** TO BE DONE **
Below are some records. Say how many of their lines include the string "image", giving only the number.

Saved entries

══════════

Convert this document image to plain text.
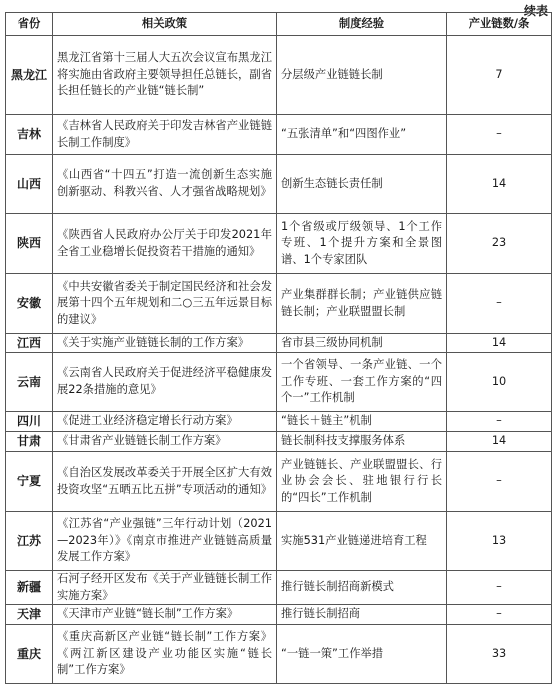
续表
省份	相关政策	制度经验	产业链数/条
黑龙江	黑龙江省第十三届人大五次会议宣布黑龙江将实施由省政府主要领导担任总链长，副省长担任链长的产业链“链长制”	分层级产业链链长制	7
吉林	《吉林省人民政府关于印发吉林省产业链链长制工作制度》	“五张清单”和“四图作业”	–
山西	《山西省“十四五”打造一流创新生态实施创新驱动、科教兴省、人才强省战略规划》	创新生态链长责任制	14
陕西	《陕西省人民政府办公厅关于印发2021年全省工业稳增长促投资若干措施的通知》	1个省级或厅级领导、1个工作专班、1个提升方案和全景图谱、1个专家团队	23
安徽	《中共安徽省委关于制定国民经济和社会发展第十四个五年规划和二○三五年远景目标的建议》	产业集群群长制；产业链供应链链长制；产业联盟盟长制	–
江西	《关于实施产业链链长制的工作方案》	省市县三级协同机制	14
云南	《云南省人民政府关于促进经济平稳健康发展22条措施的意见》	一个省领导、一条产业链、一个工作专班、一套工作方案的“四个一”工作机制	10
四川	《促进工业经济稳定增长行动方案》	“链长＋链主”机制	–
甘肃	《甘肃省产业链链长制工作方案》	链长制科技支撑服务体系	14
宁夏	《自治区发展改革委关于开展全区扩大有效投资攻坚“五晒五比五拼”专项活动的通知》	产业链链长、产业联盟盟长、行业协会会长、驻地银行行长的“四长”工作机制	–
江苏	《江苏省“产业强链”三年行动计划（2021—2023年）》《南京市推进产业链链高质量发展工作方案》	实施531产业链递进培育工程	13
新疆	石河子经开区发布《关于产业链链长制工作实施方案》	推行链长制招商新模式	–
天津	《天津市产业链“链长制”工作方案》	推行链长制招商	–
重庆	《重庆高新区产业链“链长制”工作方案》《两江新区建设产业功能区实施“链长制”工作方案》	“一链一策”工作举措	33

══════════

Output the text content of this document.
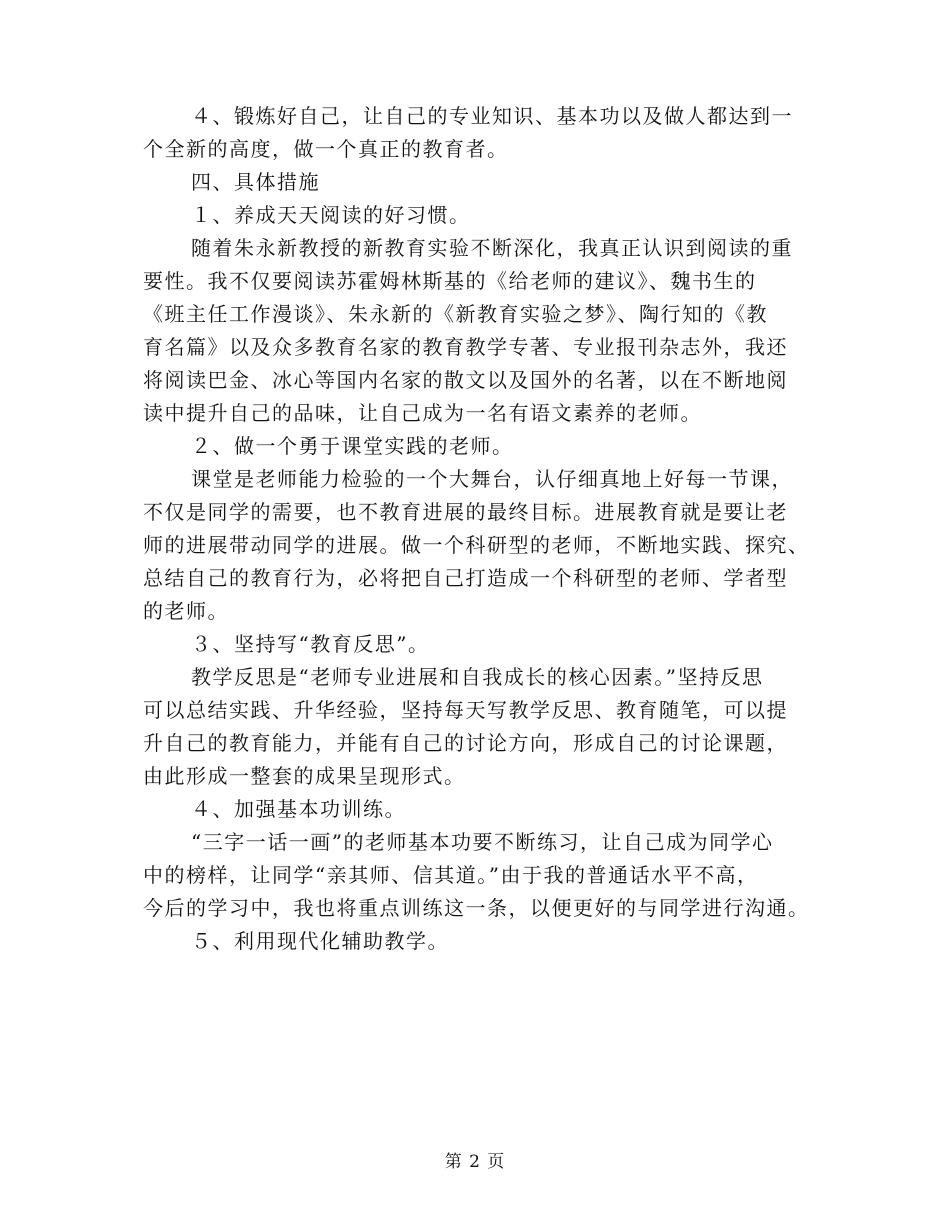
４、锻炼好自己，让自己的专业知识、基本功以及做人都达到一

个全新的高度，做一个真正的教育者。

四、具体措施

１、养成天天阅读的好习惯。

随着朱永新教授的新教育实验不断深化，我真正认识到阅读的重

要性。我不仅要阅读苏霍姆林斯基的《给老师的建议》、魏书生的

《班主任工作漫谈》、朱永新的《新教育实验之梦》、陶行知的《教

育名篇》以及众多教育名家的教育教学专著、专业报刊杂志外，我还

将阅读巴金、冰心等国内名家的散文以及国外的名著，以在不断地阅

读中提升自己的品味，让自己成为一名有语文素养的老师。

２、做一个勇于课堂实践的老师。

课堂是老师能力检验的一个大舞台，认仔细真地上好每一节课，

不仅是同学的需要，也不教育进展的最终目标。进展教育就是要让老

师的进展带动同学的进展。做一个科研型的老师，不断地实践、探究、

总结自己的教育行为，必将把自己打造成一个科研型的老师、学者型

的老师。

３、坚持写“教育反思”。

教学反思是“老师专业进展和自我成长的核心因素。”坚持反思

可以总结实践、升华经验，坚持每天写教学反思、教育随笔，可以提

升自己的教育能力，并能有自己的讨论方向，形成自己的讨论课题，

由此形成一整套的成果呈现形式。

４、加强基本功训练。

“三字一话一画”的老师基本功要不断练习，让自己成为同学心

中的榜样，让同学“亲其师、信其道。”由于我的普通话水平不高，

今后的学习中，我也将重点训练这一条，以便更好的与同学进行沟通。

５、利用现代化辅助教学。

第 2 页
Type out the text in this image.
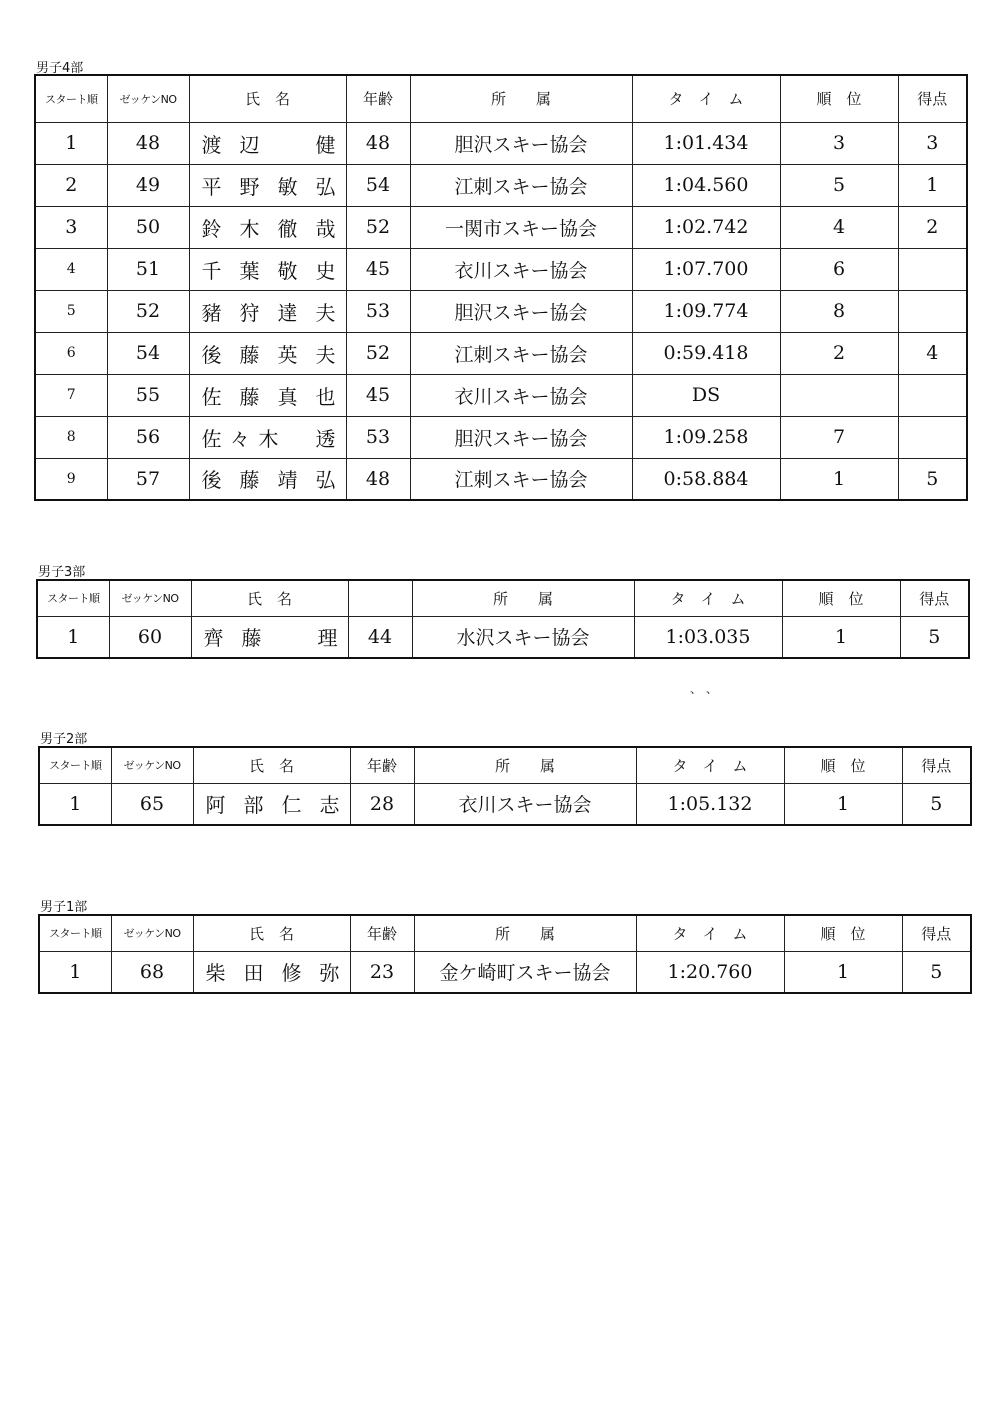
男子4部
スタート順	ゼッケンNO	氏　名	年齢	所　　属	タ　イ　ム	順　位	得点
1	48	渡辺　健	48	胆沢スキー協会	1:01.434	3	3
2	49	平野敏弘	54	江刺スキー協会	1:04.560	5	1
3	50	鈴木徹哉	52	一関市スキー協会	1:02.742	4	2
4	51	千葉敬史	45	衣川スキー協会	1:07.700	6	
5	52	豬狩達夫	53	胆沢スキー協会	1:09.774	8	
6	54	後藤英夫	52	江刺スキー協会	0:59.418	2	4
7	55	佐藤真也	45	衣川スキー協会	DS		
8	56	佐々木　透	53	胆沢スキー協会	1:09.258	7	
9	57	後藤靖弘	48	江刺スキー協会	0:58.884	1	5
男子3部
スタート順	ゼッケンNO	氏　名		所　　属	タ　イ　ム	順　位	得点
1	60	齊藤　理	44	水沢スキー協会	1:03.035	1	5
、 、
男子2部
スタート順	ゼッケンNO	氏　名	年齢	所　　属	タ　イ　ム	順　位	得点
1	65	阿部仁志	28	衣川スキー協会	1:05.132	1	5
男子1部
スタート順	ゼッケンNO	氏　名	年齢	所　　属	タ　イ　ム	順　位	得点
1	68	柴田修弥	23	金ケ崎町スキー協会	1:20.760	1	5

══════════

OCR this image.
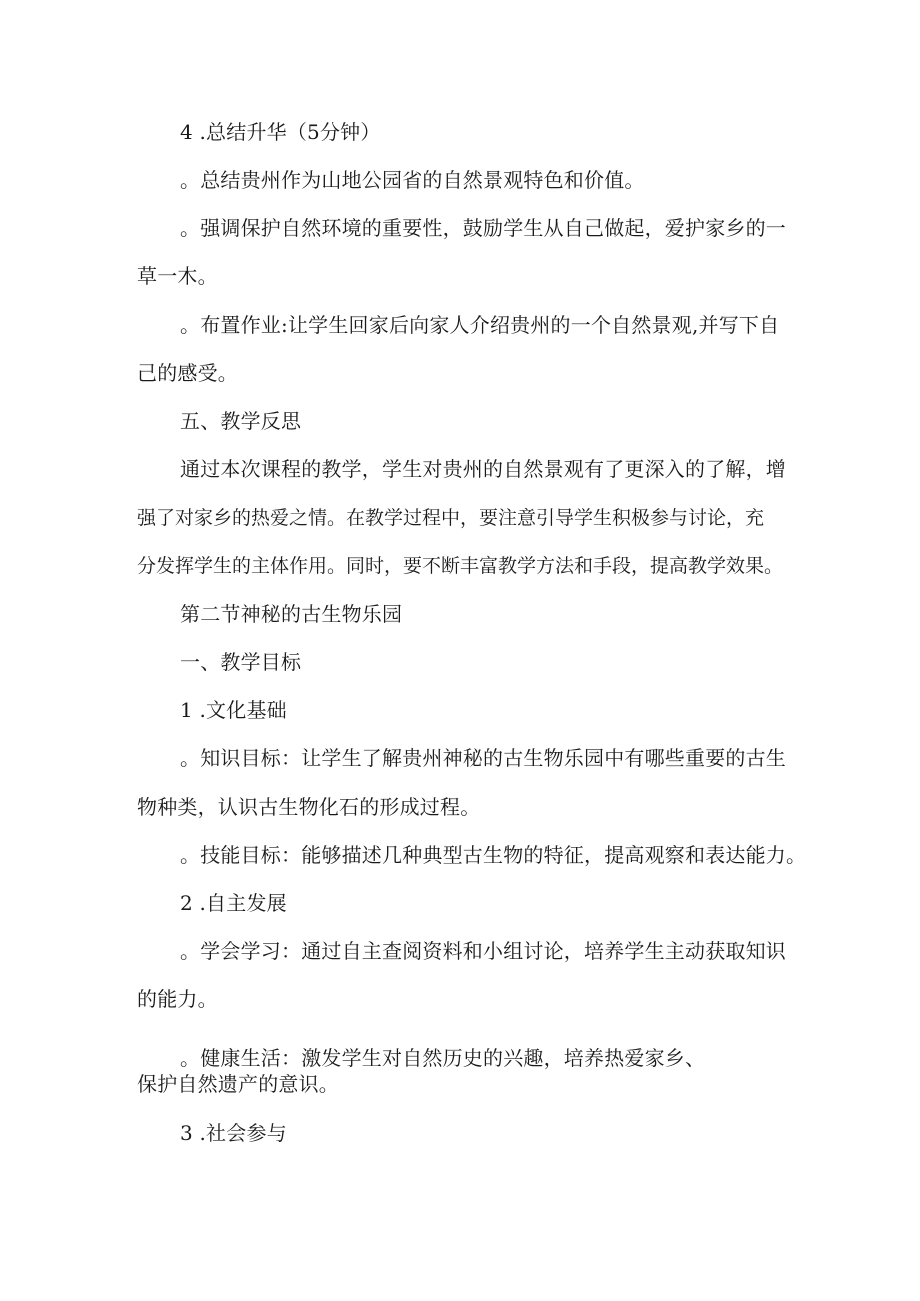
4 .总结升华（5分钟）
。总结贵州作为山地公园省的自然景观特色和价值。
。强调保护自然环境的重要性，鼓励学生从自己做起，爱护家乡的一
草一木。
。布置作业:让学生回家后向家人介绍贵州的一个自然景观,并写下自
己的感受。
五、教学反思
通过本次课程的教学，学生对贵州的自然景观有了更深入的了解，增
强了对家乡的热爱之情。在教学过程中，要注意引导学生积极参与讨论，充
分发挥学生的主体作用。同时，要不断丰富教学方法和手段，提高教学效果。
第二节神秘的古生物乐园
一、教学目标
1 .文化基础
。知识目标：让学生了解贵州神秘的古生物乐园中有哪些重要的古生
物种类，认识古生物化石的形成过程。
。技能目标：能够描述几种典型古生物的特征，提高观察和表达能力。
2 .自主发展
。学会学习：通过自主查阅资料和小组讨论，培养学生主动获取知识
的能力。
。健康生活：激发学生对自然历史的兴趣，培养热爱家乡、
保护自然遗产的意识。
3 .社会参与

══════════

** WRITTEN ANSWER **
3